* [LIST OF TASKS]:
1. Please rewrite the paragraph beginning "We were able to root cause" from the Kafka issue comment in a shorter form, keeping its main facts.
2. Extend the Kafka issue comment from the point where it stops.

** START READING PASSAGE **

[ 
https://issues.apache.org/jira/browse/KAFKA-17455?page=com.atlassian.jira.plugin.system.issuetabpanels:comment-tabpanel&focusedCommentId=17890484#comment-17890484
 ] 

David Jacot commented on KAFKA-17455:
-------------------------------------

We were able to root cause the issue based on logs share by [~coltmcnealy-lh] 
privately. Posting my analysis here for the record.

In the logs, I see the following two entries:

1.
{code:java}
17:21:09 [30mTRACE[m [KAFKA] TransactionManager - [Producer 
clientId=my-cluster-1-core-StreamThread-1-producer, 
transactionalId=my-cluster-core-00000001-0000-0000-0000-000000000000-1] Request 
AddOffsetsToTxnRequestData(transactionalId='my-cluster-core-00000001-0000-0000-0000-000000000000-1',
 producerId=2, producerEpoch=32, groupId='my-cluster-core') dequeued for 
sending{code}

2.
{code:java}
17:22:09 [36mDEBUG[m [KAFKA] Sender - [Producer 
clientId=my-cluster-1-core-StreamThread-1-producer, 
transactionalId=my-cluster-core-00000001-0000-0000-0000-000000000000-1] Sending 
transactional request 
AddOffsetsToTxnRequestData(transactionalId='my-cluster-core-00000001-0000-0000-0000-000000000000-1',
 producerId=2, producerEpoch=32, groupId='my-cluster-core') to node 
localhost:9092 (id: 1 rack: null) with correlation ID 360{code}
Here is the code between those two log lines:
{code:java}
        TransactionManager.TxnRequestHandler nextRequestHandler = 
transactionManager.nextRequest(accumulator.hasIncomplete());
        if (nextRequestHandler == null)
            return false;
        AbstractRequest.Builder<?> requestBuilder = 
nextRequestHandler.requestBuilder();
        Node targetNode = null;
        try {
            FindCoordinatorRequest.CoordinatorType coordinatorType = 
nextRequestHandler.coordinatorType();
            targetNode = coordinatorType != null ?

** END READING PASSAGE **
** START DATA SECTION **

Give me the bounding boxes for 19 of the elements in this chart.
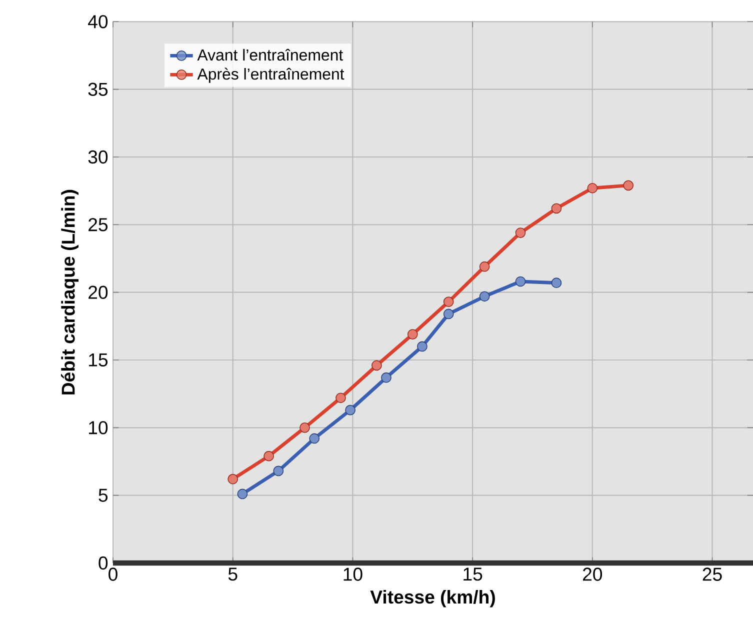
x-tick-label: 5: [228, 568, 238, 581]
y-tick-label: 20: [88, 286, 108, 299]
legend-label: Avant l’entraînement: [197, 48, 344, 61]
legend-label: Après l’entraînement: [197, 68, 344, 83]
x-axis-title: Vitesse (km/h): [370, 590, 495, 608]
x-tick-label: 25: [702, 568, 722, 581]
y-tick-label: 0: [98, 556, 108, 570]
x-tick-label: 20: [583, 568, 602, 581]
y-tick-label: 30: [88, 150, 108, 164]
x-tick-label: 10: [344, 568, 362, 581]
x-tick-label: 15: [464, 568, 482, 581]
y-tick-label: 10: [89, 421, 108, 434]
y-tick-label: 40: [88, 15, 108, 28]
y-axis-title: Débit cardiaque (L/min): [60, 190, 78, 394]
y-tick-label: 5: [98, 488, 108, 502]
y-tick-label: 15: [89, 354, 108, 366]
x-tick-label: 0: [108, 568, 118, 581]
y-tick-label: 25: [88, 218, 108, 232]
y-tick-label: 35: [88, 82, 108, 96]
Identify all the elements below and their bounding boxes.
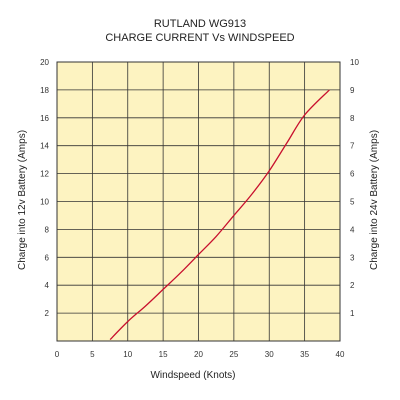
y-tick-label-6: 14 [40,142,49,151]
y-axis-ticks: 2 4 6 8 10 12 14 16 18 20 [40,58,49,318]
y2-axis-label: Charge into 24v Battery (Amps) [369,130,380,270]
y2-tick-label-9: 10 [350,58,359,67]
y2-tick-label-4: 5 [350,198,355,207]
y-tick-label-9: 20 [40,58,49,67]
y2-tick-label-0: 1 [350,309,355,318]
y-tick-label-7: 16 [40,114,49,123]
y-tick-label-5: 12 [40,170,49,179]
x-tick-label-4: 20 [194,350,203,359]
y2-tick-label-6: 7 [350,142,355,151]
x-tick-label-5: 25 [229,350,238,359]
y-tick-label-1: 4 [45,281,50,290]
x-axis-ticks: 0 5 10 15 20 25 30 35 40 [55,350,345,359]
chart-subtitle: CHARGE CURRENT Vs WINDSPEED [105,32,294,44]
y2-axis-ticks: 1 2 3 4 5 6 7 8 9 10 [350,58,359,318]
y-tick-label-0: 2 [45,309,50,318]
y2-tick-label-8: 9 [350,86,355,95]
x-tick-label-2: 10 [123,350,132,359]
y2-tick-label-1: 2 [350,281,355,290]
y-axis-label: Charge into 12v Battery (Amps) [17,130,28,270]
chart-title: RUTLAND WG913 [154,18,246,30]
y-tick-label-2: 6 [45,253,50,262]
y2-tick-label-3: 4 [350,225,355,234]
x-tick-label-6: 30 [265,350,274,359]
plot-frame [56,61,341,342]
series-line-0 [109,89,330,341]
y-tick-label-8: 18 [40,86,49,95]
x-tick-label-3: 15 [159,350,168,359]
y2-tick-label-7: 8 [350,114,355,123]
x-axis-label: Windspeed (Knots) [150,370,235,381]
x-tick-label-7: 35 [300,350,309,359]
y-tick-label-4: 10 [40,198,49,207]
series-group [109,89,330,341]
x-tick-label-8: 40 [336,350,345,359]
y2-tick-label-5: 6 [350,170,355,179]
x-tick-label-0: 0 [55,350,60,359]
y2-tick-label-2: 3 [350,253,355,262]
x-tick-label-1: 5 [90,350,95,359]
y-tick-label-3: 8 [45,225,50,234]
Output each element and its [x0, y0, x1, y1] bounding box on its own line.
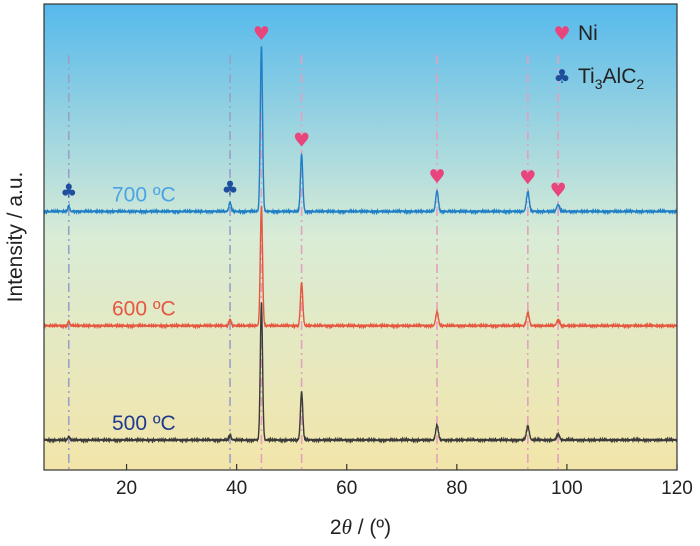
x-tick-label-0: 20 [116, 478, 137, 499]
x-tick-label-2: 60 [336, 478, 357, 499]
club-marker-0: ♣ [60, 181, 77, 203]
heart-marker-4: ♥ [428, 166, 445, 188]
series-label-2: 500 ºC [112, 412, 176, 435]
series-group [43, 46, 678, 444]
legend-heart-icon: ♥ [553, 23, 570, 45]
plot-frame [43, 3, 678, 471]
x-ticks: 20 40 60 80 100 120 [116, 464, 693, 499]
legend: ♥ Ni ♣ Ti3AlC2 [553, 22, 644, 92]
x-tick-label-5: 120 [661, 478, 693, 499]
heart-marker-6: ♥ [550, 180, 567, 202]
legend-label-ti3alc2: Ti3AlC2 [578, 65, 644, 92]
legend-label-ni: Ni [578, 22, 598, 45]
series-line-1 [43, 205, 678, 330]
heart-marker-3: ♥ [293, 129, 310, 151]
series-label-0: 700 ºC [112, 183, 176, 206]
series-line-0 [43, 46, 678, 216]
peak-markers: ♣ ♣ ♥ ♥ ♥ ♥ ♥ [60, 23, 566, 203]
reference-lines [67, 55, 559, 470]
x-axis-label: 2θ / (º) [330, 515, 391, 539]
y-axis-label: Intensity / a.u. [4, 172, 27, 303]
x-tick-label-1: 40 [226, 478, 247, 499]
series-line-2 [43, 302, 678, 444]
legend-club-icon: ♣ [553, 66, 570, 88]
series-labels: 700 ºC 600 ºC 500 ºC [112, 183, 176, 435]
x-tick-label-4: 100 [551, 478, 583, 499]
plot-background [44, 4, 677, 470]
heart-marker-2: ♥ [253, 23, 270, 45]
club-marker-1: ♣ [222, 177, 239, 199]
series-label-1: 600 ºC [112, 298, 176, 321]
heart-marker-5: ♥ [519, 167, 536, 189]
x-tick-label-3: 80 [446, 478, 467, 499]
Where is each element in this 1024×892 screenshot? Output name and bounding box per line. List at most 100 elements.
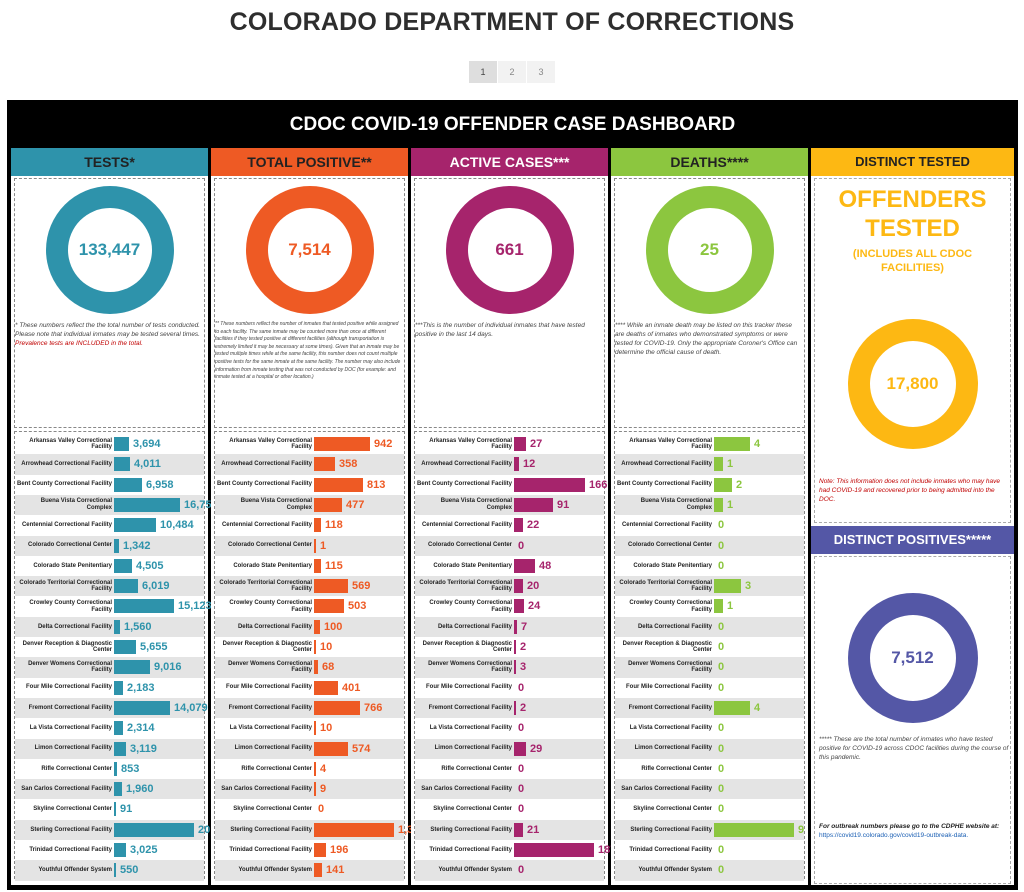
positive-bar xyxy=(314,558,321,573)
facility-row: Four Mile Correctional Facility 0 xyxy=(415,678,604,698)
tests-value-label: 91 xyxy=(120,803,133,816)
active-value-label: 0 xyxy=(518,681,525,694)
facility-name: Limon Correctional Facility xyxy=(234,745,312,752)
distinct-positives-donut: 7,512 xyxy=(847,593,978,723)
active-summary-box: 661 ***This is the number of individual i… xyxy=(414,178,605,428)
facility-row: Crowley County Correctional Facility 15,1… xyxy=(15,596,212,616)
positive-value-label: 141 xyxy=(326,864,345,877)
deaths-value-label: 2 xyxy=(736,478,743,491)
facility-row: San Carlos Correctional Facility 0 xyxy=(615,779,804,800)
active-bar xyxy=(514,477,585,492)
tests-value-label: 6,019 xyxy=(142,580,170,593)
page-3-button[interactable]: 3 xyxy=(527,61,555,83)
facility-row: Rifle Correctional Center 0 xyxy=(415,759,604,779)
facility-name: Sterling Correctional Facility xyxy=(630,826,712,833)
tests-bar xyxy=(114,538,119,553)
positive-bar xyxy=(314,457,335,472)
tests-value-label: 2,183 xyxy=(127,681,155,694)
tests-value-label: 3,119 xyxy=(130,742,157,755)
tests-bar xyxy=(114,599,174,614)
facility-row: Delta Correctional Facility 7 xyxy=(415,616,604,637)
tests-footnote: * These numbers reflect the the total nu… xyxy=(15,321,202,348)
page-1-button[interactable]: 1 xyxy=(469,61,497,83)
facility-row: Colorado Correctional Center 0 xyxy=(615,535,804,556)
positive-bar xyxy=(314,437,370,451)
facility-row: Crowley County Correctional Facility 24 xyxy=(415,596,604,616)
active-value-label: 12 xyxy=(523,458,536,471)
facility-row: Fremont Correctional Facility 2 xyxy=(415,697,604,719)
facility-row: Denver Womens Correctional Facility 0 xyxy=(615,657,804,678)
deaths-value-label: 0 xyxy=(718,620,725,633)
facility-name: Arrowhead Correctional Facility xyxy=(21,461,112,468)
positive-bar xyxy=(314,599,344,614)
active-value-label: 91 xyxy=(557,498,570,511)
facility-row: Fremont Correctional Facility 14,079 xyxy=(15,697,208,719)
facility-row: Bent County Correctional Facility 813 xyxy=(215,475,404,495)
facility-name: Arkansas Valley Correctional Facility xyxy=(229,437,312,451)
tests-value-label: 3,025 xyxy=(130,844,158,856)
tests-value-label: 853 xyxy=(121,762,140,775)
facility-name: Rifle Correctional Center xyxy=(41,765,112,772)
positive-bar xyxy=(314,741,348,756)
facility-row: Centennial Correctional Facility 0 xyxy=(615,515,804,535)
active-value-label: 0 xyxy=(518,762,525,775)
facility-row: Colorado State Penitentiary 48 xyxy=(415,556,604,576)
tests-bar xyxy=(114,660,150,675)
footnote-text: Prevalence tests are INCLUDED in the tot… xyxy=(15,340,143,347)
facility-name: Bent County Correctional Facility xyxy=(217,481,313,488)
facility-row: Fremont Correctional Facility 4 xyxy=(615,697,804,719)
facility-row: Denver Reception & Diagnostic Center 5,65… xyxy=(15,637,204,657)
facility-row: Bent County Correctional Facility 166 xyxy=(415,475,607,495)
footnote-text: * These numbers reflect the the total nu… xyxy=(15,322,200,338)
facility-row: Colorado Territorial Correctional Facili… xyxy=(415,576,604,597)
facility-row: Trinidad Correctional Facility 0 xyxy=(615,840,804,860)
cdphe-outbreak-link[interactable]: https://covid19.colorado.gov/covid19-out… xyxy=(819,832,969,839)
facility-name: Denver Reception & Diagnostic Center xyxy=(622,640,712,654)
positive-bar xyxy=(314,660,318,675)
distinct-tested-header: DISTINCT TESTED xyxy=(811,148,1014,176)
deaths-value-label: 1 xyxy=(727,600,734,613)
active-column: ACTIVE CASES*** 661 ***This is the number … xyxy=(411,148,616,885)
facility-name: Centennial Correctional Facility xyxy=(421,522,512,529)
tests-total-value: 133,447 xyxy=(67,208,152,292)
facility-name: San Carlos Correctional Facility xyxy=(421,785,512,792)
facility-name: San Carlos Correctional Facility xyxy=(221,785,312,792)
active-bar xyxy=(514,660,516,675)
deaths-value-label: 0 xyxy=(718,641,725,653)
distinct-positives-value: 7,512 xyxy=(869,615,956,701)
active-bar xyxy=(514,619,517,634)
facility-row: Buena Vista Correctional Complex 477 xyxy=(215,494,404,516)
positive-value-label: 569 xyxy=(352,580,371,593)
facility-name: Fremont Correctional Facility xyxy=(28,704,112,711)
positive-value-label: 766 xyxy=(364,701,383,714)
facility-row: Denver Reception & Diagnostic Center 10 xyxy=(215,637,404,657)
facility-name: Colorado State Penitentiary xyxy=(33,562,112,569)
positive-footnote: ** These numbers reflect the number of i… xyxy=(215,321,402,382)
active-value-label: 2 xyxy=(520,641,527,653)
page-2-button[interactable]: 2 xyxy=(498,61,526,83)
tests-value-label: 4,011 xyxy=(134,458,161,471)
facility-name: Four Mile Correctional Facility xyxy=(25,684,112,691)
tests-column: TESTS* 133,447 * These numbers reflect the… xyxy=(11,148,232,885)
deaths-value-label: 4 xyxy=(754,701,761,714)
facility-row: Bent County Correctional Facility 6,958 xyxy=(15,475,204,495)
positive-bar xyxy=(314,619,320,634)
active-bar xyxy=(514,497,553,512)
active-value-label: 22 xyxy=(527,519,540,532)
outbreak-note: For outbreak numbers please go to the CD… xyxy=(819,822,1009,840)
active-bar xyxy=(514,518,523,533)
tests-total-donut: 133,447 xyxy=(45,186,174,314)
positive-value-label: 477 xyxy=(346,498,365,511)
facility-row: Fremont Correctional Facility 766 xyxy=(215,697,404,719)
facility-name: Skyline Correctional Center xyxy=(433,806,512,813)
facility-name: Skyline Correctional Center xyxy=(633,806,712,813)
tests-value-label: 550 xyxy=(120,864,139,877)
positive-bar xyxy=(314,822,394,837)
distinct-tested-note: Note: This information does not include … xyxy=(819,478,1001,503)
footnote-text: **** While an inmate death may be listed… xyxy=(615,322,798,356)
positive-value-label: 813 xyxy=(367,478,386,491)
facility-name: Delta Correctional Facility xyxy=(37,623,112,630)
facility-name: Arkansas Valley Correctional Facility xyxy=(429,437,512,451)
facility-name: La Vista Correctional Facility xyxy=(429,725,512,732)
facility-row: Limon Correctional Facility 0 xyxy=(615,738,804,759)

** END DATA SECTION **

* [REPLIES]:
1. Logs that [~coltmcnealy-lh] shared privately let the team find the root cause, and the analysis is posted here for the record.

2.
                    transactionManager.coordinator(coordinatorType) :
                    client.leastLoadedNode(time.milliseconds()).node();
            if (targetNode != null) {
                if (!awaitNodeReady(targetNode, coordinatorType)) {
                    log.trace("Target node {} not ready within request timeout, 
will retry when node is ready.", targetNode);
                    maybeFindCoordinatorAndRetry(nextRequestHandler);
                    return true;
                }
            } else if (coordinatorType != null) {
                log.trace("Coordinator not known for {}, will retry {} after 
finding coordinator.", coordinatorType, requestBuilder.apiKey());
                maybeFindCoordinatorAndRetry(nextRequestHandler);
                return true;
            } else {
                log.trace("No nodes available to send requests, will poll and 
retry when until a node is ready.");
                transactionManager.retry(nextRequestHandler);
                client.poll(retryBackoffMs, time.milliseconds());
                return true;
            }
            if (nextRequestHandler.isRetry())
                time.sleep(nextRequestHandler.retryBackoffMs());
            long currentTimeMs = time.milliseconds();
            ClientRequest clientRequest = 
client.newClientRequest(targetNode.idString(), requestBuilder, currentTimeMs,
                true, requestTimeoutMs, nextRequestHandler);
            log.debug("Sending transactional request {} to node {} with 
correlation ID {}", requestBuilder, targetNode, clientRequest.correlationId());
            client.send(clientRequest, currentTimeMs);
{code}

The first log line is printed in transactionManager.nextRequest.

Hence I wonder if the sender waits in awaitNodeReady. That one calls 
NetworkClientUtils.awaitReady which looks like this:
{code:java}
        if (timeoutMs < 0) {
            throw new IllegalArgumentException("Timeout needs to be greater 
than 0");
        }
        long startTime = time.milliseconds();
        if (isReady(client, node, startTime) ||  client.ready(node, startTime))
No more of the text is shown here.